__SUPPLIED DATA__:
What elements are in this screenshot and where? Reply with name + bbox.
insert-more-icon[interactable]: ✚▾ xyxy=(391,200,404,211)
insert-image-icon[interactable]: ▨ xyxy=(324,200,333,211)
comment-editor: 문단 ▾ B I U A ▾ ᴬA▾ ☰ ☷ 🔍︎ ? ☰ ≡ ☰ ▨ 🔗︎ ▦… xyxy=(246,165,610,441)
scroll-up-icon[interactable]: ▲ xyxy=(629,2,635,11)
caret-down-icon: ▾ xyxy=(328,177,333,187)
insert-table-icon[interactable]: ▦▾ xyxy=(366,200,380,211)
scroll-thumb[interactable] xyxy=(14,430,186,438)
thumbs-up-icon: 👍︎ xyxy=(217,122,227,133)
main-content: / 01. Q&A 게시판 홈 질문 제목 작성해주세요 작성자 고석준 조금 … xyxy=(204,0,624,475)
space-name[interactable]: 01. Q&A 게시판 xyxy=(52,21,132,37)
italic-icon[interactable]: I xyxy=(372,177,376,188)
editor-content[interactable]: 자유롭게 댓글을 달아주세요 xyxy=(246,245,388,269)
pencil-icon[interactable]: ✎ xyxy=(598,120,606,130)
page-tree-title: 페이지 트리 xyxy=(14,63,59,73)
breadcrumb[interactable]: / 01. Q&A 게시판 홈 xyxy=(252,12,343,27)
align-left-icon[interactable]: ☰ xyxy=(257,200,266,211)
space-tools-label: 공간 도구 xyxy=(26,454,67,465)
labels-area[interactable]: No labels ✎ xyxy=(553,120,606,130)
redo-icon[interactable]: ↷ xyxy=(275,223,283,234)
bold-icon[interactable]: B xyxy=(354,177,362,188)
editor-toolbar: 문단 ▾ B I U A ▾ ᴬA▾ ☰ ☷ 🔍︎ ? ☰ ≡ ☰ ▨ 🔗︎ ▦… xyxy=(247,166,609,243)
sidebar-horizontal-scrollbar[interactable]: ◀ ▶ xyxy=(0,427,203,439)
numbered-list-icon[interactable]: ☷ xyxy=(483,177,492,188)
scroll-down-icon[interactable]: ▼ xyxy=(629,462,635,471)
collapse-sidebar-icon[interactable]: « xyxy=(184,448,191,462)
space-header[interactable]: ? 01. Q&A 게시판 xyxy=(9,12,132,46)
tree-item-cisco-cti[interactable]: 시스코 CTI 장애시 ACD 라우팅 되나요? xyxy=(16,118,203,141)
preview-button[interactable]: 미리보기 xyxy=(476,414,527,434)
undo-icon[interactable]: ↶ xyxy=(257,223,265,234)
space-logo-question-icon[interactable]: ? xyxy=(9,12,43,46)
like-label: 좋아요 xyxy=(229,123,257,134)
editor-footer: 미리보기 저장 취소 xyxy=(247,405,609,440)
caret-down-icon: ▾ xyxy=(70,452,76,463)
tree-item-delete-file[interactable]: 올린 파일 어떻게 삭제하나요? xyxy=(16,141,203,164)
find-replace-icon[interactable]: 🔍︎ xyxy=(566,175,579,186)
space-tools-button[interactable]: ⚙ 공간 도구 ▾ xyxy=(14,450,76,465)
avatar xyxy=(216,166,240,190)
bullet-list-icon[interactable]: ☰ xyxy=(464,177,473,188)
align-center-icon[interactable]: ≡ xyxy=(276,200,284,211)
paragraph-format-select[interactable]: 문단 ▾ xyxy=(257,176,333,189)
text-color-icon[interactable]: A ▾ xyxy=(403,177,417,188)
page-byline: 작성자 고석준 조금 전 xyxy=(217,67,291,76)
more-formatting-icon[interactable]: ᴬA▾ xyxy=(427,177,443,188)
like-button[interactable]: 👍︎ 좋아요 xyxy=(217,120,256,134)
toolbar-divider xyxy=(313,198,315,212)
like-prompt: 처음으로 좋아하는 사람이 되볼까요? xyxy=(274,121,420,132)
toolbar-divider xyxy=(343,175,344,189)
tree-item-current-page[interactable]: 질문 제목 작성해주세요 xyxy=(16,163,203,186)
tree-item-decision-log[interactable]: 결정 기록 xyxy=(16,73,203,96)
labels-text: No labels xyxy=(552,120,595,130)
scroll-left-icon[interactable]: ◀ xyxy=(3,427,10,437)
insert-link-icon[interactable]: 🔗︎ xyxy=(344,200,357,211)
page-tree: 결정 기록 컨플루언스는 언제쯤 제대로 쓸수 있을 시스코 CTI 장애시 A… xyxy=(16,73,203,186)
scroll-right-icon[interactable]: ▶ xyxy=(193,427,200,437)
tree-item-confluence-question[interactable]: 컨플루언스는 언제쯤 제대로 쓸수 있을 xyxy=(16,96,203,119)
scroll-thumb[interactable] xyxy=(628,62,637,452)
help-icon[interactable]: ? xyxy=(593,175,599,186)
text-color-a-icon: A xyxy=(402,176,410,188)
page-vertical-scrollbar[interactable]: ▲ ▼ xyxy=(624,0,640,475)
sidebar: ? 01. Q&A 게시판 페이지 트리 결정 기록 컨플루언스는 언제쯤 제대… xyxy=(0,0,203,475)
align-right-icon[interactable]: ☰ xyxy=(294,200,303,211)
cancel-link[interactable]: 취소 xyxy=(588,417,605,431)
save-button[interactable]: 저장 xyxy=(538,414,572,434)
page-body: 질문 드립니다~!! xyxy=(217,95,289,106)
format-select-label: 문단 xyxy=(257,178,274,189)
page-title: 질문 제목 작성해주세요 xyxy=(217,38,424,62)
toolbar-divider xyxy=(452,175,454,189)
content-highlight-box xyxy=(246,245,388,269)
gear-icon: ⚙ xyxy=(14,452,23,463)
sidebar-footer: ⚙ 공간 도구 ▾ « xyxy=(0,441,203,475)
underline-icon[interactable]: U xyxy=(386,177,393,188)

__TO BE DONE__: Copy the listing above without changing anything.

__THE RESULT__:
What elements are in this screenshot and where? Reply with name + bbox.
insert-more-icon[interactable]: ✚▾ xyxy=(391,200,404,211)
insert-image-icon[interactable]: ▨ xyxy=(324,200,333,211)
comment-editor: 문단 ▾ B I U A ▾ ᴬA▾ ☰ ☷ 🔍︎ ? ☰ ≡ ☰ ▨ 🔗︎ ▦… xyxy=(246,165,610,441)
scroll-up-icon[interactable]: ▲ xyxy=(629,2,635,11)
caret-down-icon: ▾ xyxy=(328,177,333,187)
insert-table-icon[interactable]: ▦▾ xyxy=(366,200,380,211)
scroll-thumb[interactable] xyxy=(14,430,186,438)
thumbs-up-icon: 👍︎ xyxy=(217,122,227,133)
main-content: / 01. Q&A 게시판 홈 질문 제목 작성해주세요 작성자 고석준 조금 … xyxy=(204,0,624,475)
space-name[interactable]: 01. Q&A 게시판 xyxy=(52,21,132,37)
italic-icon[interactable]: I xyxy=(372,177,376,188)
editor-content[interactable]: 자유롭게 댓글을 달아주세요 xyxy=(246,245,388,269)
pencil-icon[interactable]: ✎ xyxy=(598,120,606,130)
page-tree-title: 페이지 트리 xyxy=(14,63,59,73)
breadcrumb[interactable]: / 01. Q&A 게시판 홈 xyxy=(252,12,343,27)
align-left-icon[interactable]: ☰ xyxy=(257,200,266,211)
space-tools-label: 공간 도구 xyxy=(26,454,67,465)
labels-area[interactable]: No labels ✎ xyxy=(553,120,606,130)
redo-icon[interactable]: ↷ xyxy=(275,223,283,234)
bold-icon[interactable]: B xyxy=(354,177,362,188)
editor-toolbar: 문단 ▾ B I U A ▾ ᴬA▾ ☰ ☷ 🔍︎ ? ☰ ≡ ☰ ▨ 🔗︎ ▦… xyxy=(247,166,609,243)
sidebar-horizontal-scrollbar[interactable]: ◀ ▶ xyxy=(0,427,203,439)
numbered-list-icon[interactable]: ☷ xyxy=(483,177,492,188)
scroll-down-icon[interactable]: ▼ xyxy=(629,462,635,471)
collapse-sidebar-icon[interactable]: « xyxy=(184,448,191,462)
space-header[interactable]: ? 01. Q&A 게시판 xyxy=(9,12,132,46)
tree-item-cisco-cti[interactable]: 시스코 CTI 장애시 ACD 라우팅 되나요? xyxy=(16,118,203,141)
preview-button[interactable]: 미리보기 xyxy=(476,414,527,434)
undo-icon[interactable]: ↶ xyxy=(257,223,265,234)
space-logo-question-icon[interactable]: ? xyxy=(9,12,43,46)
like-label: 좋아요 xyxy=(229,123,257,134)
editor-footer: 미리보기 저장 취소 xyxy=(247,405,609,440)
caret-down-icon: ▾ xyxy=(70,452,76,463)
tree-item-delete-file[interactable]: 올린 파일 어떻게 삭제하나요? xyxy=(16,141,203,164)
find-replace-icon[interactable]: 🔍︎ xyxy=(566,175,579,186)
space-tools-button[interactable]: ⚙ 공간 도구 ▾ xyxy=(14,450,76,465)
avatar xyxy=(216,166,240,190)
bullet-list-icon[interactable]: ☰ xyxy=(464,177,473,188)
align-center-icon[interactable]: ≡ xyxy=(276,200,284,211)
paragraph-format-select[interactable]: 문단 ▾ xyxy=(257,176,333,189)
text-color-icon[interactable]: A ▾ xyxy=(403,177,417,188)
page-byline: 작성자 고석준 조금 전 xyxy=(217,67,291,76)
more-formatting-icon[interactable]: ᴬA▾ xyxy=(427,177,443,188)
like-button[interactable]: 👍︎ 좋아요 xyxy=(217,120,256,134)
toolbar-divider xyxy=(313,198,315,212)
like-prompt: 처음으로 좋아하는 사람이 되볼까요? xyxy=(274,121,420,132)
toolbar-divider xyxy=(343,175,344,189)
tree-item-current-page[interactable]: 질문 제목 작성해주세요 xyxy=(16,163,203,186)
tree-item-decision-log[interactable]: 결정 기록 xyxy=(16,73,203,96)
labels-text: No labels xyxy=(552,120,595,130)
scroll-left-icon[interactable]: ◀ xyxy=(3,427,10,437)
insert-link-icon[interactable]: 🔗︎ xyxy=(344,200,357,211)
page-tree: 결정 기록 컨플루언스는 언제쯤 제대로 쓸수 있을 시스코 CTI 장애시 A… xyxy=(16,73,203,186)
scroll-right-icon[interactable]: ▶ xyxy=(193,427,200,437)
tree-item-confluence-question[interactable]: 컨플루언스는 언제쯤 제대로 쓸수 있을 xyxy=(16,96,203,119)
scroll-thumb[interactable] xyxy=(628,62,637,452)
help-icon[interactable]: ? xyxy=(593,175,599,186)
text-color-a-icon: A xyxy=(402,176,410,188)
page-vertical-scrollbar[interactable]: ▲ ▼ xyxy=(624,0,640,475)
sidebar: ? 01. Q&A 게시판 페이지 트리 결정 기록 컨플루언스는 언제쯤 제대… xyxy=(0,0,203,475)
align-right-icon[interactable]: ☰ xyxy=(294,200,303,211)
cancel-link[interactable]: 취소 xyxy=(588,417,605,431)
save-button[interactable]: 저장 xyxy=(538,414,572,434)
page-body: 질문 드립니다~!! xyxy=(217,95,289,106)
format-select-label: 문단 xyxy=(257,178,274,189)
page-title: 질문 제목 작성해주세요 xyxy=(217,38,424,62)
toolbar-divider xyxy=(452,175,454,189)
content-highlight-box xyxy=(246,245,388,269)
gear-icon: ⚙ xyxy=(14,452,23,463)
sidebar-footer: ⚙ 공간 도구 ▾ « xyxy=(0,441,203,475)
underline-icon[interactable]: U xyxy=(386,177,393,188)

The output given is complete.